*** Opening Document text ***

Now, this is the concept: anytime you see something nice that you like, you must also consider the fact that for that product or service to be developed in the first place, someone had to think about it and make it happen. Those with ideas and willing also to exploit them make things happen. They are the defining people in our generation or were the defining people in the past generation. You have what it takes to rise above the challenges of our time.

The “extraordinary” period that we are in now. When you think of Steve Jobs, for instance, you are looking at a man who was full of ideas. He wasn’t conventional in most of the things that he did. He developed and helped to promote the value of products such as the iPad and the iPhone, achieving significant user acceptance in the end. And wait a minute- he did future pacing to see beyond tomorrow!
Today’s narrative may not be great by all standards. We are puzzled by a myriad of global economic challenges.
Yes, things may have changed but in terms of what we need to do to regain our strength as individuals nothing has changed. We need to continue to buy an umbrella to use when it rains!

And as l explained in the June 4 edition of this column, which reflected on the impact of innovative and disruptive technology on our future, and why we could be “redundant”, literally, if we fail to subject ourselves to continuous professional development, disruptive innovations have challenged existing paradigms and offered new possibilities that were primarily unimaginable.

Two decades ago, the technology for self-driving cars was not as advanced as it is now. Contemplation about the future is always expected; a good attitude to have, if you indulge in it. It is for this reason that, for example,
at the start of every new year we make the effort to come up with resolutions. New Year resolutions are always heavy with hopes and aspirations.

We often resolve to stop bad habits as priority, and then decide to also concentrate on decisions and actions that had proved useful and helped in the fulfilment of past goals. It doesn’t always work the way we would have liked, but at least in most cases, such resolutions help in focusing our minds on some critical areas in our lives.

We make such decisions without the full knowledge of what the world will be like in the year ahead, and we do not make our resolutions only when the present conditions are perfect.

Overcoming obstacles is part of human existence, therefore, never be daunted by any task; feel the fear, but do it anyway. And as l also said in the March 19 edition, as human beings, we are unique in many ways.

*** Closing Document text ***
*** Opening Excerpted records ***

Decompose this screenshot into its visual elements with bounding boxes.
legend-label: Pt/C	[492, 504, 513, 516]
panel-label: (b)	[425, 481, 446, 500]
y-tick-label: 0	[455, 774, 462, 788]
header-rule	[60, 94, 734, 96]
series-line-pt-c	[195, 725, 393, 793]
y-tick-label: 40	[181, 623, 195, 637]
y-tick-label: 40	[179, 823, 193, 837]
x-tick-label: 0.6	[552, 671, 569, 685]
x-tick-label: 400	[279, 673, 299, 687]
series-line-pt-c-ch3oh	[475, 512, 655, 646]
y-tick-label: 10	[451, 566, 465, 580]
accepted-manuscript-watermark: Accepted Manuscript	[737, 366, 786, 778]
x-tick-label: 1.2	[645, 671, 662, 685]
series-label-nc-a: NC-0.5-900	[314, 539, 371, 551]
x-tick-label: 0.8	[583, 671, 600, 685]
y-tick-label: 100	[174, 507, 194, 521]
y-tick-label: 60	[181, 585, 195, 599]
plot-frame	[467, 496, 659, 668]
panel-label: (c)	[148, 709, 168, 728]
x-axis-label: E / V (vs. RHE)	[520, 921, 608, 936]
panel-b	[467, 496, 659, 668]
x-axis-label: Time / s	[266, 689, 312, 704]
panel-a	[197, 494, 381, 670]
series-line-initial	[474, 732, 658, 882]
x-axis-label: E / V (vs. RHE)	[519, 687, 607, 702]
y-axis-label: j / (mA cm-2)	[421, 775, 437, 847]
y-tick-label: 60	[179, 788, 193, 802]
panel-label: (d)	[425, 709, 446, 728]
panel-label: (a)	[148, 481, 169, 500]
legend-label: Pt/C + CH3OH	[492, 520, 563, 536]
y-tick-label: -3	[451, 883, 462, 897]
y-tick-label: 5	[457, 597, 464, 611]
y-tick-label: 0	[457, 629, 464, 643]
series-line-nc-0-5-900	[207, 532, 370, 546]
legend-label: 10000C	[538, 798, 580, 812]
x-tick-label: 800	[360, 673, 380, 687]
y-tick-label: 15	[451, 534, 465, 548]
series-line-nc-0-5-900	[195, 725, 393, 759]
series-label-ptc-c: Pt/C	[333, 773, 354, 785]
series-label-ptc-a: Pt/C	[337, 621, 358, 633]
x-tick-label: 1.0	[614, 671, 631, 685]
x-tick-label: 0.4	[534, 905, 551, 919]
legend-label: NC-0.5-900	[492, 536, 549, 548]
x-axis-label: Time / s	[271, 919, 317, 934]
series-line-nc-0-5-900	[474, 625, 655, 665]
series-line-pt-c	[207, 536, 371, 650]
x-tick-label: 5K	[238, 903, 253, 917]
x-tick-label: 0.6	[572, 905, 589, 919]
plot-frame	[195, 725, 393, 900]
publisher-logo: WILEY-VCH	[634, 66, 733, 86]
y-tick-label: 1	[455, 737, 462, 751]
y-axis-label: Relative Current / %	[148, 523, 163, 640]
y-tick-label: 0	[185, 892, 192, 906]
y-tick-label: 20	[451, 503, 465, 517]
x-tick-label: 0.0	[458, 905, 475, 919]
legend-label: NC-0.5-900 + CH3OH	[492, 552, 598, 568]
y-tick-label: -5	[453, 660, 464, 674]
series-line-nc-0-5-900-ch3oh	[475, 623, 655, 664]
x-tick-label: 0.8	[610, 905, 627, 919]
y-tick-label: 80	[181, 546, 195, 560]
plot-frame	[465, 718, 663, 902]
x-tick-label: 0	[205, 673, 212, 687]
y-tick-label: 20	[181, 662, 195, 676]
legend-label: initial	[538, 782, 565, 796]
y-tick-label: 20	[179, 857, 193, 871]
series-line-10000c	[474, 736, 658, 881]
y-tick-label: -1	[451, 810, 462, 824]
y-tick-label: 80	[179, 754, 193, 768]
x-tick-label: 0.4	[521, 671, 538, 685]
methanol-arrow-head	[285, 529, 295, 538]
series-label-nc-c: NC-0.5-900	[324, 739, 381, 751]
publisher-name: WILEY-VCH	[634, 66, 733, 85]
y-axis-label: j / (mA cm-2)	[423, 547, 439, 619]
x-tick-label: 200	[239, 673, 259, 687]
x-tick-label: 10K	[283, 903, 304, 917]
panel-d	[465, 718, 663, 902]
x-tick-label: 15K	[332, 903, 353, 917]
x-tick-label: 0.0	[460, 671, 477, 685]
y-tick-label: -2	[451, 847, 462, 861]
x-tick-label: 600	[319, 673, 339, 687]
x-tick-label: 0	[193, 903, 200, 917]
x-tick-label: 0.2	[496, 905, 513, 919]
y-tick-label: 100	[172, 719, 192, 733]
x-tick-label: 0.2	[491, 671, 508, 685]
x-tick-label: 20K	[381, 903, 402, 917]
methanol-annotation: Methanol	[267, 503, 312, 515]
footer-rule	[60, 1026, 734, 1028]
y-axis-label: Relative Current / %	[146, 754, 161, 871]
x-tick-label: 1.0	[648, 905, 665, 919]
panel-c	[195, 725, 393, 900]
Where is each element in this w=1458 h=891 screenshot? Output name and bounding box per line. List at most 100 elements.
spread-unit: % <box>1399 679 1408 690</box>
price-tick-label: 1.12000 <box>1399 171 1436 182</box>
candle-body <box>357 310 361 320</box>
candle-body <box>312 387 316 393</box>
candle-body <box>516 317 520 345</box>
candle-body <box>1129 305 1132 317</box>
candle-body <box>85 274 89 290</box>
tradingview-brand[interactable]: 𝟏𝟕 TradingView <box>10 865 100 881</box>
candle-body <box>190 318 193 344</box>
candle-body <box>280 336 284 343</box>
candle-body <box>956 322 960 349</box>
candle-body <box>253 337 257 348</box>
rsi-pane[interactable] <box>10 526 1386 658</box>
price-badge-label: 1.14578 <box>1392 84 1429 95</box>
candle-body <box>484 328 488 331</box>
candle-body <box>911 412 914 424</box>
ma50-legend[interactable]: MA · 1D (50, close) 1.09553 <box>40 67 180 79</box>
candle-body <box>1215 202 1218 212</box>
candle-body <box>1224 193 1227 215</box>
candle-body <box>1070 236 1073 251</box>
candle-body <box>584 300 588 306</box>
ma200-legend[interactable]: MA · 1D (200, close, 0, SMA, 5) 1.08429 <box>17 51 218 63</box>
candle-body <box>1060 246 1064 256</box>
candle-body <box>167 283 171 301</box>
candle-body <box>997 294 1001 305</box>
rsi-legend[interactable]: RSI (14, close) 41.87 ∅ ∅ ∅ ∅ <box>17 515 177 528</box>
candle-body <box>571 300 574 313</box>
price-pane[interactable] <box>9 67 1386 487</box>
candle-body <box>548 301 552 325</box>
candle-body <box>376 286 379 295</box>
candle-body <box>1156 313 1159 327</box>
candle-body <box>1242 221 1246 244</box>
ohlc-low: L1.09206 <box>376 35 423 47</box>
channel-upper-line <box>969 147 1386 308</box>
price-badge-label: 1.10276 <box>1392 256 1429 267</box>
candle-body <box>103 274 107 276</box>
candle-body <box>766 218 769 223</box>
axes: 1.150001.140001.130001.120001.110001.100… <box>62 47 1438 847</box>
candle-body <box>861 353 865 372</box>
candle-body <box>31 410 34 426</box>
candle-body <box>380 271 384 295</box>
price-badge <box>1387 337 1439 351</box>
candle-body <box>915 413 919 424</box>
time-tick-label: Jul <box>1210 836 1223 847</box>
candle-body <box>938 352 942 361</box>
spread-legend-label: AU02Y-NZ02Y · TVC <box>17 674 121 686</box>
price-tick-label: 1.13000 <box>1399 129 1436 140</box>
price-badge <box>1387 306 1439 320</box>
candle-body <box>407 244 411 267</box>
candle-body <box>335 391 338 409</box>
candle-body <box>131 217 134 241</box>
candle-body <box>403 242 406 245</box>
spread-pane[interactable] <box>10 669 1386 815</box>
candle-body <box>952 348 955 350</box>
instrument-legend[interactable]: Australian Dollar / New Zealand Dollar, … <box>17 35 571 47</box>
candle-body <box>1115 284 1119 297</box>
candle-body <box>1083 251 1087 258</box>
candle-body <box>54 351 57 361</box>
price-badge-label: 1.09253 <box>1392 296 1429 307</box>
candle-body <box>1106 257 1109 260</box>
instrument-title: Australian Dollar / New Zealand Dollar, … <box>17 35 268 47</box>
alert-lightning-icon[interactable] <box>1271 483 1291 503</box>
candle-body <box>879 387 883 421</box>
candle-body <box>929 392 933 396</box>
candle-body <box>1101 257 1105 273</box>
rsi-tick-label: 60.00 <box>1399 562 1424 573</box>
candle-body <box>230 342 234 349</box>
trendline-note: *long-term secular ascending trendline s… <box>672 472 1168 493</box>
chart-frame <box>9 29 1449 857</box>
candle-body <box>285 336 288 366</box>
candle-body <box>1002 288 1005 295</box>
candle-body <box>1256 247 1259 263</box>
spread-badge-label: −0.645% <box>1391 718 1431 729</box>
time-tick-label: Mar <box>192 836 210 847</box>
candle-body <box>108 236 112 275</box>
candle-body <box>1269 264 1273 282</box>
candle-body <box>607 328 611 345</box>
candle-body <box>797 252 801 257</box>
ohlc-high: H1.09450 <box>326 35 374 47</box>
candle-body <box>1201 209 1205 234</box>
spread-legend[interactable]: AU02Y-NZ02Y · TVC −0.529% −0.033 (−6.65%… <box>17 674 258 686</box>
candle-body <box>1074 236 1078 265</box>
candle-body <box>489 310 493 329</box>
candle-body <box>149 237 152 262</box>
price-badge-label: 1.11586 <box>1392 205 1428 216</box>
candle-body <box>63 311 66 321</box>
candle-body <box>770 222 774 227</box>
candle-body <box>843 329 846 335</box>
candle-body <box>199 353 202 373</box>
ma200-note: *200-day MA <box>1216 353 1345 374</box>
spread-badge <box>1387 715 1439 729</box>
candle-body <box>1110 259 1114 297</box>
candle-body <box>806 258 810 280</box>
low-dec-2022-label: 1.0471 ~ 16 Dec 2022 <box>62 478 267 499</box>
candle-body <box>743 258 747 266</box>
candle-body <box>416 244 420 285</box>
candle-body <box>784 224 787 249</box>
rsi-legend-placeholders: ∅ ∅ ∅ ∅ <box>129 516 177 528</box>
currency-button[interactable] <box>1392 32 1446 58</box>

*** Closing Excerpted records ***

* **Questions to answer**
1) Please state which products, according to the column, Steve Jobs developed and helped to promote.
2) Rewrite everything from "Now, this is" down to "see beyond tomorrow!" in the column, swapping "generation" for "era".

* **Responses**
1) The iPad and the iPhone.

2)
Now, this is the concept: anytime you see something nice that you like, you must also consider the fact that for that product or service to be developed in the first place, someone had to think about it and make it happen. Those with ideas and willing also to exploit them make things happen. They are the defining people in our era or were the defining people in the past era. You have what it takes to rise above the challenges of our time.

The “extraordinary” period that we are in now. When you think of Steve Jobs, for instance, you are looking at a man who was full of ideas. He wasn’t conventional in most of the things that he did. He developed and helped to promote the value of products such as the iPad and the iPhone, achieving significant user acceptance in the end. And wait a minute- he did future pacing to see beyond tomorrow!